• Set task: Repeat the whole listing below, word for word.

* Begin Supplied material *

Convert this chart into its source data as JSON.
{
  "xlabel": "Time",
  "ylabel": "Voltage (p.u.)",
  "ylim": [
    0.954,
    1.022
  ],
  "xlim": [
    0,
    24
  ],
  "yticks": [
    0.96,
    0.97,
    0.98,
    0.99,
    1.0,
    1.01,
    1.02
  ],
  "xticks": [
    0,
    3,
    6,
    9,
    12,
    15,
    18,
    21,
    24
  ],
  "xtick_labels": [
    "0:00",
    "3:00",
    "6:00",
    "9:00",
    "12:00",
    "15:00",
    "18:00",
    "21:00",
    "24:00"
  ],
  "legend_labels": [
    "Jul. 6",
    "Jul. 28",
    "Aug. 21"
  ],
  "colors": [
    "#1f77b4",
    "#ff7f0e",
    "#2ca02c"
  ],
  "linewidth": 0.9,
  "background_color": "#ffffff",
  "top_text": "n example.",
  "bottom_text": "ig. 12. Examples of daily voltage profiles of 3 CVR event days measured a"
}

* End Supplied material *

• Correct output:
Convert this chart into its source data as JSON.
{
  "xlabel": "Time",
  "ylabel": "Voltage (p.u.)",
  "ylim": [
    0.954,
    1.022
  ],
  "xlim": [
    0,
    24
  ],
  "yticks": [
    0.96,
    0.97,
    0.98,
    0.99,
    1.0,
    1.01,
    1.02
  ],
  "xticks": [
    0,
    3,
    6,
    9,
    12,
    15,
    18,
    21,
    24
  ],
  "xtick_labels": [
    "0:00",
    "3:00",
    "6:00",
    "9:00",
    "12:00",
    "15:00",
    "18:00",
    "21:00",
    "24:00"
  ],
  "legend_labels": [
    "Jul. 6",
    "Jul. 28",
    "Aug. 21"
  ],
  "colors": [
    "#1f77b4",
    "#ff7f0e",
    "#2ca02c"
  ],
  "linewidth": 0.9,
  "background_color": "#ffffff",
  "top_text": "n example.",
  "bottom_text": "ig. 12. Examples of daily voltage profiles of 3 CVR event days measured a"
}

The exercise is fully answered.